DIRECTIONS FOR THIS TASK:
Pick out each line below containing "Подготовка".

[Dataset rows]
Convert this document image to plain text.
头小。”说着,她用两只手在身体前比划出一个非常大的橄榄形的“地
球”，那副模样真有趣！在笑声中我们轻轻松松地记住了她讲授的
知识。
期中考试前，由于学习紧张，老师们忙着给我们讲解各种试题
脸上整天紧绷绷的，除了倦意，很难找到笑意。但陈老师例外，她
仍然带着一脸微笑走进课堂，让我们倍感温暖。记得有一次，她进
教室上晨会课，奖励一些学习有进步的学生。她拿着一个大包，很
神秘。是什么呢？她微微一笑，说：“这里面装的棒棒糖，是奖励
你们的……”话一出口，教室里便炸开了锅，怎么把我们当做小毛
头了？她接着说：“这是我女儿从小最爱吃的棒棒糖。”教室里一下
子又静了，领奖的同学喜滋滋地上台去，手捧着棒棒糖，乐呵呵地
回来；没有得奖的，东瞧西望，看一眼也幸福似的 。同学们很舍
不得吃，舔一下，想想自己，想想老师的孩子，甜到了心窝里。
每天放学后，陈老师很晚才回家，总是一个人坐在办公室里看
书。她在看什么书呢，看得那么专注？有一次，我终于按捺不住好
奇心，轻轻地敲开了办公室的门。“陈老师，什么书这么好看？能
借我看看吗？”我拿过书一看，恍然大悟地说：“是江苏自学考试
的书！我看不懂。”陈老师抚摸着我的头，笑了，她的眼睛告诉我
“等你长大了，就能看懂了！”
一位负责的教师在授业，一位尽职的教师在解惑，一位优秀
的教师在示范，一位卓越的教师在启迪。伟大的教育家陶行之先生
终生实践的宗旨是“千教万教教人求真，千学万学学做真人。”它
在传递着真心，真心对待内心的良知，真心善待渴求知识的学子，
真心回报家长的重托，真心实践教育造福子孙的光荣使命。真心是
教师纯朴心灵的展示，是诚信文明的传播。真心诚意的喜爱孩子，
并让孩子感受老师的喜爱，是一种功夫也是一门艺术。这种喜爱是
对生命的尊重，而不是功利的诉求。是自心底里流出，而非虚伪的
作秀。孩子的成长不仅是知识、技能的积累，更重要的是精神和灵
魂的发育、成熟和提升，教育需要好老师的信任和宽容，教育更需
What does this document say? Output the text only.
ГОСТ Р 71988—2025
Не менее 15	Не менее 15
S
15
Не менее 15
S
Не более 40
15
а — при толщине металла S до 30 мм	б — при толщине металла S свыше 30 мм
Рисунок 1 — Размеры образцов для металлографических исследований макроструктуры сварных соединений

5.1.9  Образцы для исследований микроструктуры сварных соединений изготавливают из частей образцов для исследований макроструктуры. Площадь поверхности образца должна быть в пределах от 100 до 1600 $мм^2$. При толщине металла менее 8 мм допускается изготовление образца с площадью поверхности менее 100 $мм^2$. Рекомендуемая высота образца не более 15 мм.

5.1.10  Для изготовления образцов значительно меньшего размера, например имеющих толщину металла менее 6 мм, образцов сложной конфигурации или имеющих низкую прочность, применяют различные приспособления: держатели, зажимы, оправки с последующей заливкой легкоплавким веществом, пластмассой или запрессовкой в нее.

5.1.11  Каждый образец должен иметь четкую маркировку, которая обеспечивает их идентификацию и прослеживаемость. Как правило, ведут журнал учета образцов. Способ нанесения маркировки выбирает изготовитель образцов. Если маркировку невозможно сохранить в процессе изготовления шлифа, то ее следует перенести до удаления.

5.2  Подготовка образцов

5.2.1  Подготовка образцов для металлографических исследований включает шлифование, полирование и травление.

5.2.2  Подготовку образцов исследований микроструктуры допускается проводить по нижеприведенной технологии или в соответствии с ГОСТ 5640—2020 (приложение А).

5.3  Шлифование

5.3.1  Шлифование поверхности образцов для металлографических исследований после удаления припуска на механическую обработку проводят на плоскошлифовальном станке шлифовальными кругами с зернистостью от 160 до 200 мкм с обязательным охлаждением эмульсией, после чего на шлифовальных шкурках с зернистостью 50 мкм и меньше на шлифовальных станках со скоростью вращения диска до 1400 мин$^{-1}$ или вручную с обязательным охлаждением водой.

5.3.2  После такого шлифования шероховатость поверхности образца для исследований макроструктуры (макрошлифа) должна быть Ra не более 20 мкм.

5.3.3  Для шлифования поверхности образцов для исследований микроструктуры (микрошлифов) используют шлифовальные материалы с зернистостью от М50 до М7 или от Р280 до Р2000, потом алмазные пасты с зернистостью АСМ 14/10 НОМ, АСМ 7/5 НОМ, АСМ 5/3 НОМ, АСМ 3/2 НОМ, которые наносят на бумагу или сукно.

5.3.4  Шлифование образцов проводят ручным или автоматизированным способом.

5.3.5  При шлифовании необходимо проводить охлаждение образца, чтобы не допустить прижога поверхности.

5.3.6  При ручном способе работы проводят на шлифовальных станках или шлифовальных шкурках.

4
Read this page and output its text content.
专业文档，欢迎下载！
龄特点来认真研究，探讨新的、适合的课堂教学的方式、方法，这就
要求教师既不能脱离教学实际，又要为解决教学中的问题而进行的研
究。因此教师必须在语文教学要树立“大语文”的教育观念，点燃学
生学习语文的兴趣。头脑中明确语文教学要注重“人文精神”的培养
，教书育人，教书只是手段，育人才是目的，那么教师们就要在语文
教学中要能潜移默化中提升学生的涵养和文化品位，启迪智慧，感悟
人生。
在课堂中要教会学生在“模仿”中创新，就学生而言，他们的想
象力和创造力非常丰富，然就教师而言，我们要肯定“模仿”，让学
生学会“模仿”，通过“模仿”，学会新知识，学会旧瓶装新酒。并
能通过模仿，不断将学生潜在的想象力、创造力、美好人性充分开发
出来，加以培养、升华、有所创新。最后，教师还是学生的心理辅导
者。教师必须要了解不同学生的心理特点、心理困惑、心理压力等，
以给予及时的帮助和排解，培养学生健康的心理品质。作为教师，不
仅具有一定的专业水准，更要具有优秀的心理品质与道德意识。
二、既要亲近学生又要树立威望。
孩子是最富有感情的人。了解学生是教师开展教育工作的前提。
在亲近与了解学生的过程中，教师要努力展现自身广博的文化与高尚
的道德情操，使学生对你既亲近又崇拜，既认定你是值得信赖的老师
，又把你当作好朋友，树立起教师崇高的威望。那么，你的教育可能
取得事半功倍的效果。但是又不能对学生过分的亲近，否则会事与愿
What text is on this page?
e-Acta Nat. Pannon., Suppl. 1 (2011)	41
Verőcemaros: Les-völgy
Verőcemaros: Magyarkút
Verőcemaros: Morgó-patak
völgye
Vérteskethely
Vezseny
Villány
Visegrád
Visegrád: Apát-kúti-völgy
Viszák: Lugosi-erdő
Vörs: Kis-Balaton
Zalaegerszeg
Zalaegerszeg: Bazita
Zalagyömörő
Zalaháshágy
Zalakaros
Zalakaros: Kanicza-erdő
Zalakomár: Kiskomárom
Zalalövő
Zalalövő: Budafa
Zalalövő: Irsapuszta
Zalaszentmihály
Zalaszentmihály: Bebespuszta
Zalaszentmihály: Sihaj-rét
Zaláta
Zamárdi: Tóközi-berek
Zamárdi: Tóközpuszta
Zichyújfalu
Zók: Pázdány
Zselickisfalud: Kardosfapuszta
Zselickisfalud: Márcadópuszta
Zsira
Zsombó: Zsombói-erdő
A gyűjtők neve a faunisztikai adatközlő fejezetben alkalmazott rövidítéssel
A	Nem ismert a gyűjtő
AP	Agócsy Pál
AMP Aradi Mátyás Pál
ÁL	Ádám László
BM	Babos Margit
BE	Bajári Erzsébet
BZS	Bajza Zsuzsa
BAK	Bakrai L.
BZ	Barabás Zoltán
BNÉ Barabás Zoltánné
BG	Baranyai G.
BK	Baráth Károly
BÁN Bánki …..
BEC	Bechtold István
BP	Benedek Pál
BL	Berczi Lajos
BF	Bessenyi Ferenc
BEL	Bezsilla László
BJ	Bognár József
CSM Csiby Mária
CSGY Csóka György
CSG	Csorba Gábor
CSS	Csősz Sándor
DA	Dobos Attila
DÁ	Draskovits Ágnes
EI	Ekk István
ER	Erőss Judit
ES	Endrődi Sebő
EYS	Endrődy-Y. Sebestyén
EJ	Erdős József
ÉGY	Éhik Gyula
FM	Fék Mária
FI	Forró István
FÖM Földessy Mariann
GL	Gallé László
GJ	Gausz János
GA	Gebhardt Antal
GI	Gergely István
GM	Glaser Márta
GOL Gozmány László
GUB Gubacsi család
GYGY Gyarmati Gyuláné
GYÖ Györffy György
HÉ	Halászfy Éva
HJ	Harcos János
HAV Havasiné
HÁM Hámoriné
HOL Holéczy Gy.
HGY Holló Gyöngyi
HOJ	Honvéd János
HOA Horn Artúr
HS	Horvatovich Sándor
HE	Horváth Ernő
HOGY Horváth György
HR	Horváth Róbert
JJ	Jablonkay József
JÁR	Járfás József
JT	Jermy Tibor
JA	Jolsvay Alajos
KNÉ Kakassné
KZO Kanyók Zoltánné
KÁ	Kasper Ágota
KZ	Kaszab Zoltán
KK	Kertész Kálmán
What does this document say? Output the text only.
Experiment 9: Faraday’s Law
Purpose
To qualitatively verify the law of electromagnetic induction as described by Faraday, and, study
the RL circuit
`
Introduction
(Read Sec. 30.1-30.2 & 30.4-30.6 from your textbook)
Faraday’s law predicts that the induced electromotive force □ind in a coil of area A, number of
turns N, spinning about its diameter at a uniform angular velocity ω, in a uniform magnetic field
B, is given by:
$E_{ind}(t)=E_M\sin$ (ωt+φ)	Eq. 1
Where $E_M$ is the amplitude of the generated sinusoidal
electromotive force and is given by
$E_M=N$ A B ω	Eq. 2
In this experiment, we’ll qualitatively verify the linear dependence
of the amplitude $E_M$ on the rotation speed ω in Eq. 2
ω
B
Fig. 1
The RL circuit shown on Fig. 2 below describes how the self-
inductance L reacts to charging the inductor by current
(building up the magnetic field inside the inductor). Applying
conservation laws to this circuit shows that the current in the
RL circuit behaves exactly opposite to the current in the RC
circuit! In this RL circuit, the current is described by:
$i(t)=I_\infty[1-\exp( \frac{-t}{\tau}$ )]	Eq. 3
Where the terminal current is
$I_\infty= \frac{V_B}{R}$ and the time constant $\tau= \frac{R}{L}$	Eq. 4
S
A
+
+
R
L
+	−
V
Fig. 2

EXERCISE ANSWER:
5.2  Подготовка образцов
5.2.1  Подготовка образцов для металлографических исследований включает шлифование, полирование и травление.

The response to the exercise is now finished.